--- begin Data ---
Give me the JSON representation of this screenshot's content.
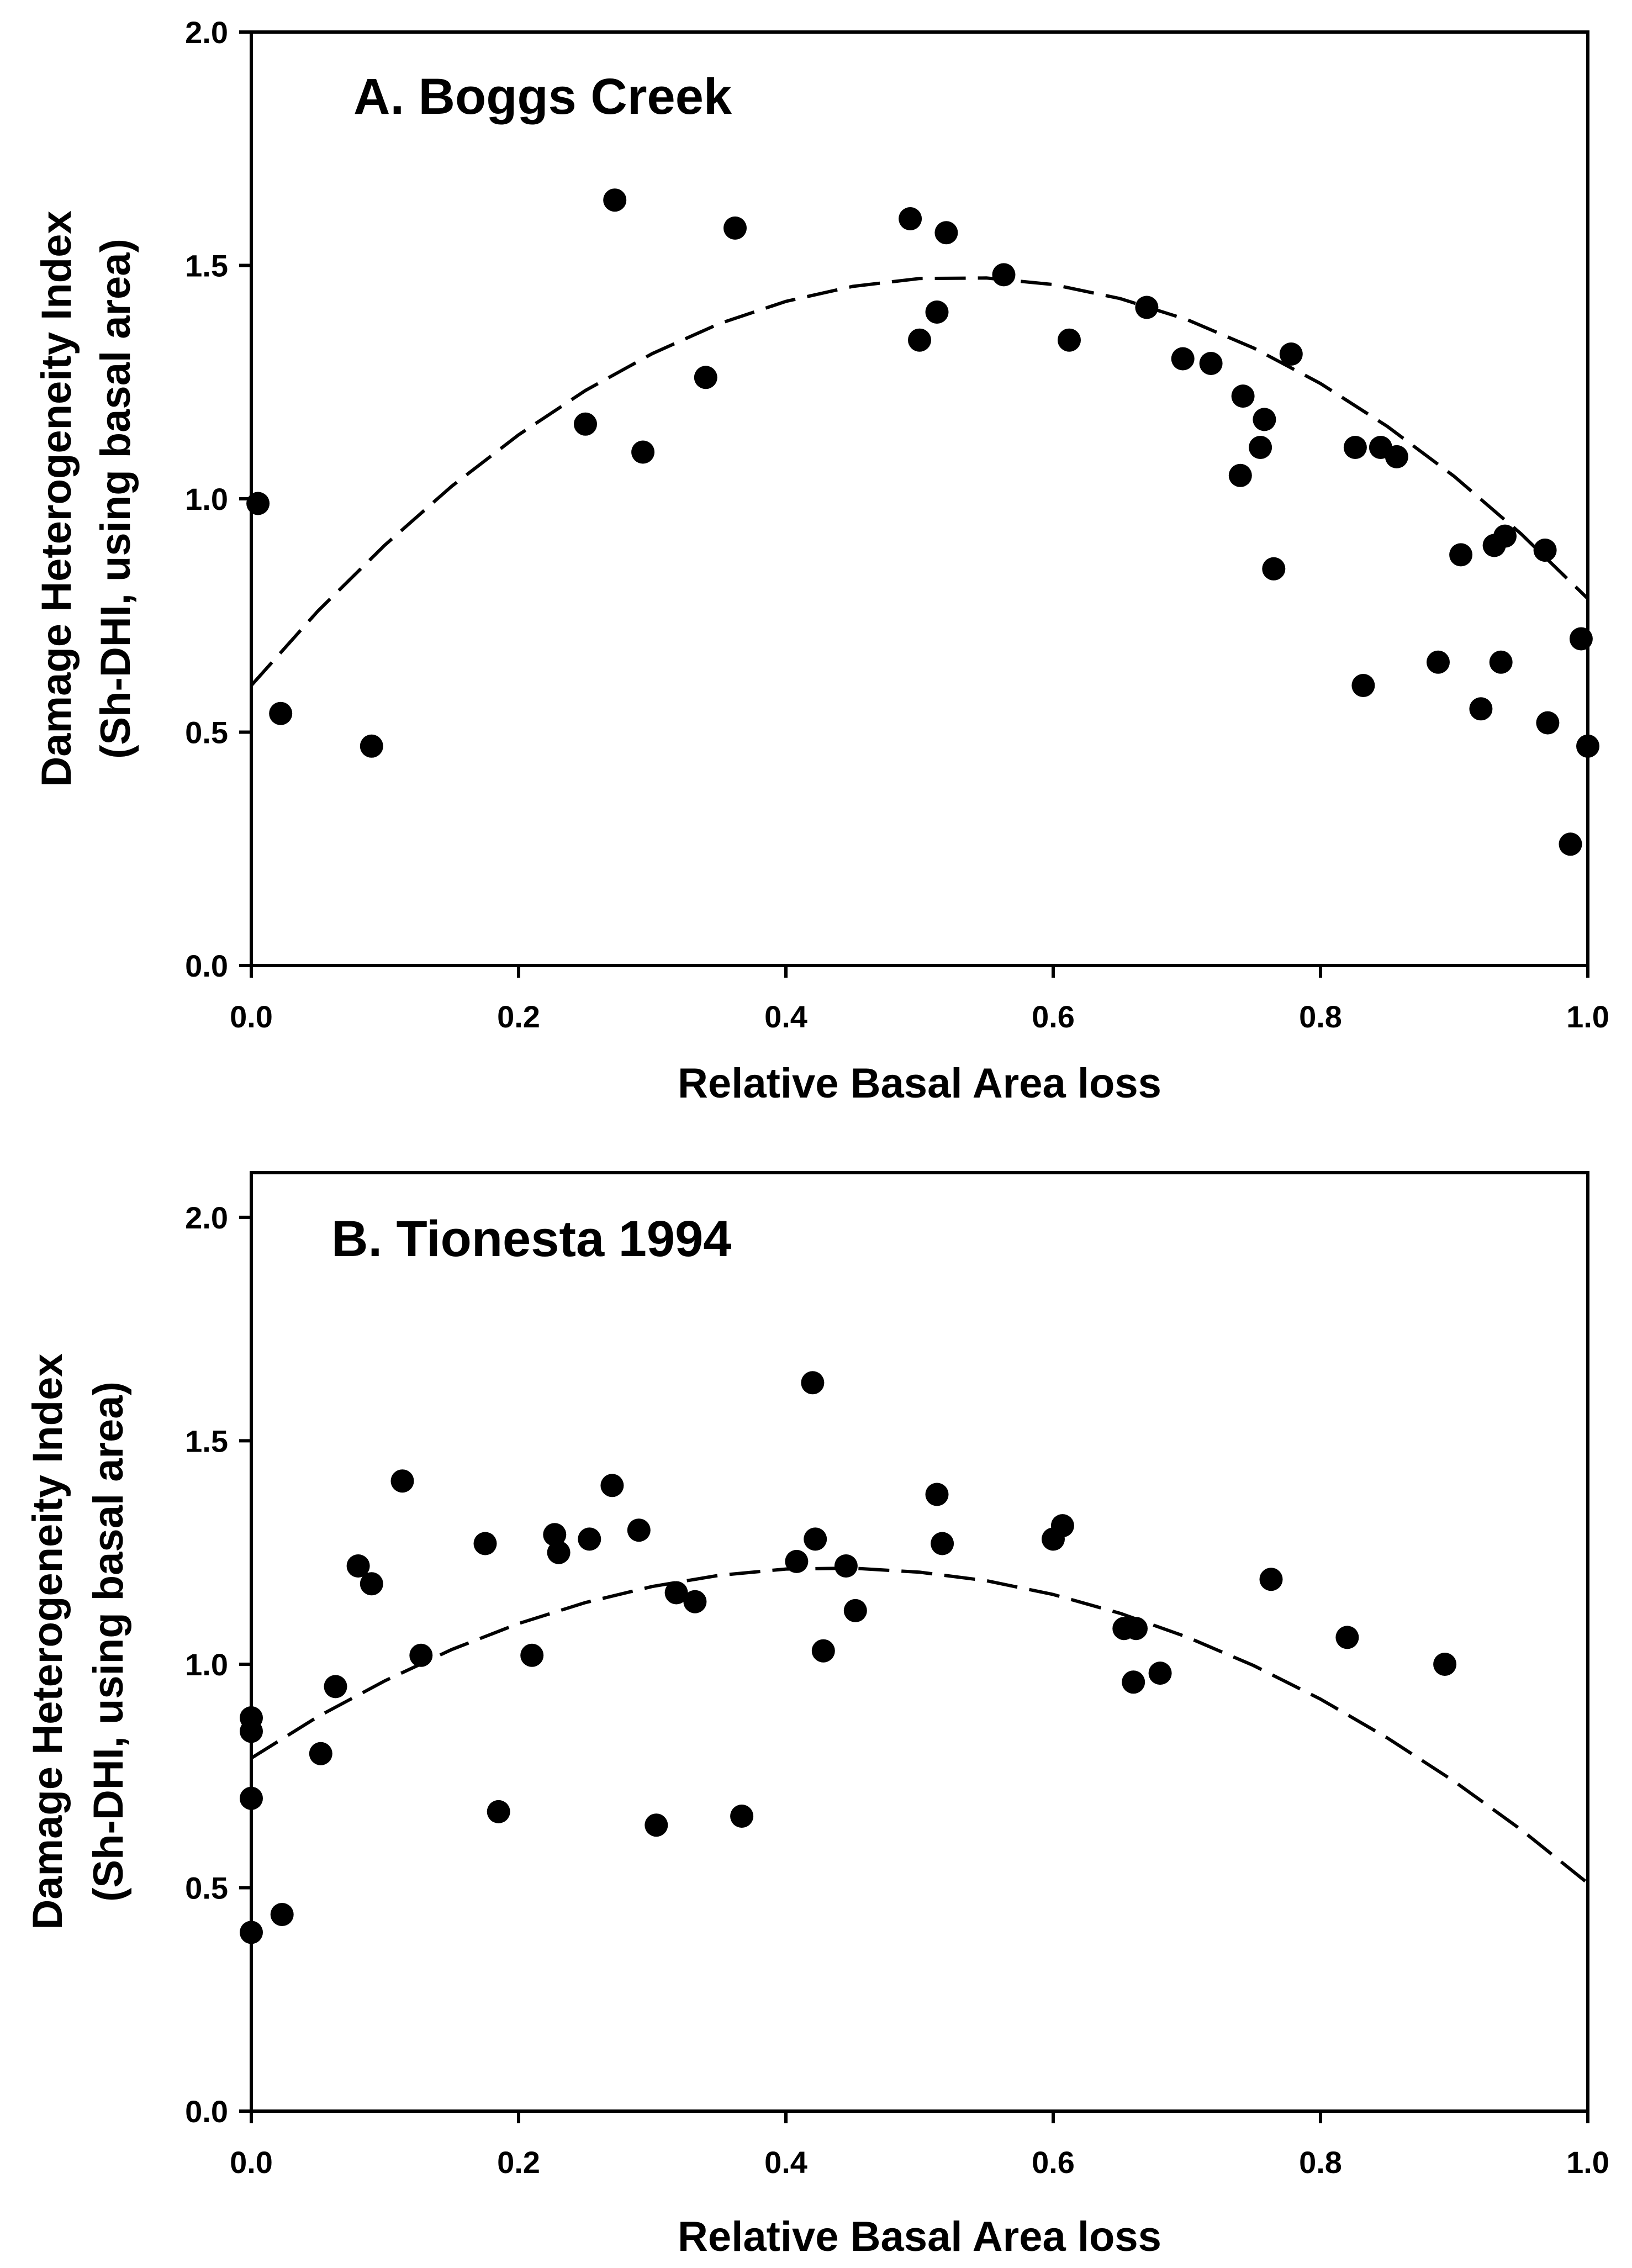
{
  "chart_data": [
    {
      "type": "scatter",
      "title": "A. Boggs Creek",
      "xlabel": "Relative Basal Area loss",
      "ylabel_line1": "Damage Heterogeneity Index",
      "ylabel_line2": "(Sh-DHI, using basal area)",
      "xlim": [
        0,
        1
      ],
      "ylim": [
        0,
        2
      ],
      "x_ticks": [
        0,
        0.2,
        0.4,
        0.6,
        0.8,
        1
      ],
      "x_tick_labels": [
        "0.0",
        "0.2",
        "0.4",
        "0.6",
        "0.8",
        "1.0"
      ],
      "y_ticks": [
        0,
        0.5,
        1,
        1.5,
        2
      ],
      "y_tick_labels": [
        "0.0",
        "0.5",
        "1.0",
        "1.5",
        "2.0"
      ],
      "grid": false,
      "points": {
        "x": [
          0.005,
          0.022,
          0.09,
          0.25,
          0.272,
          0.293,
          0.34,
          0.362,
          0.493,
          0.5,
          0.513,
          0.52,
          0.563,
          0.612,
          0.67,
          0.697,
          0.718,
          0.74,
          0.742,
          0.755,
          0.758,
          0.765,
          0.778,
          0.826,
          0.832,
          0.845,
          0.857,
          0.888,
          0.905,
          0.92,
          0.93,
          0.935,
          0.938,
          0.968,
          0.97,
          0.987,
          0.995,
          1.0
        ],
        "y": [
          0.99,
          0.54,
          0.47,
          1.16,
          1.64,
          1.1,
          1.26,
          1.58,
          1.6,
          1.34,
          1.4,
          1.57,
          1.48,
          1.34,
          1.41,
          1.3,
          1.29,
          1.05,
          1.22,
          1.11,
          1.17,
          0.85,
          1.31,
          1.11,
          0.6,
          1.11,
          1.09,
          0.65,
          0.88,
          0.55,
          0.9,
          0.65,
          0.92,
          0.89,
          0.52,
          0.26,
          0.7,
          0.47
        ]
      },
      "fit": {
        "label": "quadratic fit",
        "style": "dashed",
        "x": [
          0,
          0.05,
          0.1,
          0.15,
          0.2,
          0.25,
          0.3,
          0.35,
          0.4,
          0.45,
          0.5,
          0.55,
          0.6,
          0.65,
          0.7,
          0.75,
          0.8,
          0.85,
          0.9,
          0.95,
          1
        ],
        "y": [
          0.6,
          0.76,
          0.901,
          1.027,
          1.137,
          1.232,
          1.311,
          1.375,
          1.423,
          1.455,
          1.472,
          1.473,
          1.459,
          1.429,
          1.384,
          1.323,
          1.247,
          1.155,
          1.048,
          0.925,
          0.786
        ]
      }
    },
    {
      "type": "scatter",
      "title": "B. Tionesta 1994",
      "xlabel": "Relative Basal Area loss",
      "ylabel_line1": "Damage Heterogeneity Index",
      "ylabel_line2": "(Sh-DHI, using basal area)",
      "xlim": [
        0,
        1
      ],
      "ylim": [
        0,
        2.1
      ],
      "x_ticks": [
        0,
        0.2,
        0.4,
        0.6,
        0.8,
        1
      ],
      "x_tick_labels": [
        "0.0",
        "0.2",
        "0.4",
        "0.6",
        "0.8",
        "1.0"
      ],
      "y_ticks": [
        0,
        0.5,
        1,
        1.5,
        2
      ],
      "y_tick_labels": [
        "0.0",
        "0.5",
        "1.0",
        "1.5",
        "2.0"
      ],
      "grid": false,
      "points": {
        "x": [
          0.0,
          0.0,
          0.0,
          0.0,
          0.023,
          0.052,
          0.063,
          0.08,
          0.09,
          0.113,
          0.127,
          0.175,
          0.185,
          0.21,
          0.227,
          0.23,
          0.253,
          0.27,
          0.29,
          0.303,
          0.318,
          0.332,
          0.367,
          0.408,
          0.42,
          0.422,
          0.428,
          0.445,
          0.452,
          0.513,
          0.517,
          0.6,
          0.607,
          0.653,
          0.66,
          0.662,
          0.68,
          0.763,
          0.82,
          0.893
        ],
        "y": [
          0.88,
          0.85,
          0.7,
          0.4,
          0.44,
          0.8,
          0.95,
          1.22,
          1.18,
          1.41,
          1.02,
          1.27,
          0.67,
          1.02,
          1.29,
          1.25,
          1.28,
          1.4,
          1.3,
          0.64,
          1.16,
          1.14,
          0.66,
          1.23,
          1.63,
          1.28,
          1.03,
          1.22,
          1.12,
          1.38,
          1.27,
          1.28,
          1.31,
          1.08,
          0.96,
          1.08,
          0.98,
          1.19,
          1.06,
          1.0
        ]
      },
      "fit": {
        "label": "quadratic fit",
        "style": "dashed",
        "x": [
          0,
          0.05,
          0.1,
          0.15,
          0.2,
          0.25,
          0.3,
          0.35,
          0.4,
          0.45,
          0.5,
          0.55,
          0.6,
          0.65,
          0.7,
          0.75,
          0.8,
          0.85,
          0.9,
          0.95,
          1
        ],
        "y": [
          0.79,
          0.883,
          0.963,
          1.033,
          1.091,
          1.138,
          1.174,
          1.199,
          1.213,
          1.215,
          1.206,
          1.187,
          1.156,
          1.114,
          1.061,
          0.997,
          0.922,
          0.835,
          0.738,
          0.63,
          0.51
        ]
      }
    }
  ]
}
--- end Data ---
Give the material again exactly as it is, but keep the pictures out.

Give me the JSON representation of this screenshot's content.
{
  "chart_data": [
    {
      "type": "scatter",
      "title": "A. Boggs Creek",
      "xlabel": "Relative Basal Area loss",
      "ylabel_line1": "Damage Heterogeneity Index",
      "ylabel_line2": "(Sh-DHI, using basal area)",
      "xlim": [
        0,
        1
      ],
      "ylim": [
        0,
        2
      ],
      "x_ticks": [
        0,
        0.2,
        0.4,
        0.6,
        0.8,
        1
      ],
      "x_tick_labels": [
        "0.0",
        "0.2",
        "0.4",
        "0.6",
        "0.8",
        "1.0"
      ],
      "y_ticks": [
        0,
        0.5,
        1,
        1.5,
        2
      ],
      "y_tick_labels": [
        "0.0",
        "0.5",
        "1.0",
        "1.5",
        "2.0"
      ],
      "grid": false,
      "points": {
        "x": [
          0.005,
          0.022,
          0.09,
          0.25,
          0.272,
          0.293,
          0.34,
          0.362,
          0.493,
          0.5,
          0.513,
          0.52,
          0.563,
          0.612,
          0.67,
          0.697,
          0.718,
          0.74,
          0.742,
          0.755,
          0.758,
          0.765,
          0.778,
          0.826,
          0.832,
          0.845,
          0.857,
          0.888,
          0.905,
          0.92,
          0.93,
          0.935,
          0.938,
          0.968,
          0.97,
          0.987,
          0.995,
          1.0
        ],
        "y": [
          0.99,
          0.54,
          0.47,
          1.16,
          1.64,
          1.1,
          1.26,
          1.58,
          1.6,
          1.34,
          1.4,
          1.57,
          1.48,
          1.34,
          1.41,
          1.3,
          1.29,
          1.05,
          1.22,
          1.11,
          1.17,
          0.85,
          1.31,
          1.11,
          0.6,
          1.11,
          1.09,
          0.65,
          0.88,
          0.55,
          0.9,
          0.65,
          0.92,
          0.89,
          0.52,
          0.26,
          0.7,
          0.47
        ]
      },
      "fit": {
        "label": "quadratic fit",
        "style": "dashed",
        "x": [
          0,
          0.05,
          0.1,
          0.15,
          0.2,
          0.25,
          0.3,
          0.35,
          0.4,
          0.45,
          0.5,
          0.55,
          0.6,
          0.65,
          0.7,
          0.75,
          0.8,
          0.85,
          0.9,
          0.95,
          1
        ],
        "y": [
          0.6,
          0.76,
          0.901,
          1.027,
          1.137,
          1.232,
          1.311,
          1.375,
          1.423,
          1.455,
          1.472,
          1.473,
          1.459,
          1.429,
          1.384,
          1.323,
          1.247,
          1.155,
          1.048,
          0.925,
          0.786
        ]
      }
    },
    {
      "type": "scatter",
      "title": "B. Tionesta 1994",
      "xlabel": "Relative Basal Area loss",
      "ylabel_line1": "Damage Heterogeneity Index",
      "ylabel_line2": "(Sh-DHI, using basal area)",
      "xlim": [
        0,
        1
      ],
      "ylim": [
        0,
        2.1
      ],
      "x_ticks": [
        0,
        0.2,
        0.4,
        0.6,
        0.8,
        1
      ],
      "x_tick_labels": [
        "0.0",
        "0.2",
        "0.4",
        "0.6",
        "0.8",
        "1.0"
      ],
      "y_ticks": [
        0,
        0.5,
        1,
        1.5,
        2
      ],
      "y_tick_labels": [
        "0.0",
        "0.5",
        "1.0",
        "1.5",
        "2.0"
      ],
      "grid": false,
      "points": {
        "x": [
          0.0,
          0.0,
          0.0,
          0.0,
          0.023,
          0.052,
          0.063,
          0.08,
          0.09,
          0.113,
          0.127,
          0.175,
          0.185,
          0.21,
          0.227,
          0.23,
          0.253,
          0.27,
          0.29,
          0.303,
          0.318,
          0.332,
          0.367,
          0.408,
          0.42,
          0.422,
          0.428,
          0.445,
          0.452,
          0.513,
          0.517,
          0.6,
          0.607,
          0.653,
          0.66,
          0.662,
          0.68,
          0.763,
          0.82,
          0.893
        ],
        "y": [
          0.88,
          0.85,
          0.7,
          0.4,
          0.44,
          0.8,
          0.95,
          1.22,
          1.18,
          1.41,
          1.02,
          1.27,
          0.67,
          1.02,
          1.29,
          1.25,
          1.28,
          1.4,
          1.3,
          0.64,
          1.16,
          1.14,
          0.66,
          1.23,
          1.63,
          1.28,
          1.03,
          1.22,
          1.12,
          1.38,
          1.27,
          1.28,
          1.31,
          1.08,
          0.96,
          1.08,
          0.98,
          1.19,
          1.06,
          1.0
        ]
      },
      "fit": {
        "label": "quadratic fit",
        "style": "dashed",
        "x": [
          0,
          0.05,
          0.1,
          0.15,
          0.2,
          0.25,
          0.3,
          0.35,
          0.4,
          0.45,
          0.5,
          0.55,
          0.6,
          0.65,
          0.7,
          0.75,
          0.8,
          0.85,
          0.9,
          0.95,
          1
        ],
        "y": [
          0.79,
          0.883,
          0.963,
          1.033,
          1.091,
          1.138,
          1.174,
          1.199,
          1.213,
          1.215,
          1.206,
          1.187,
          1.156,
          1.114,
          1.061,
          0.997,
          0.922,
          0.835,
          0.738,
          0.63,
          0.51
        ]
      }
    }
  ]
}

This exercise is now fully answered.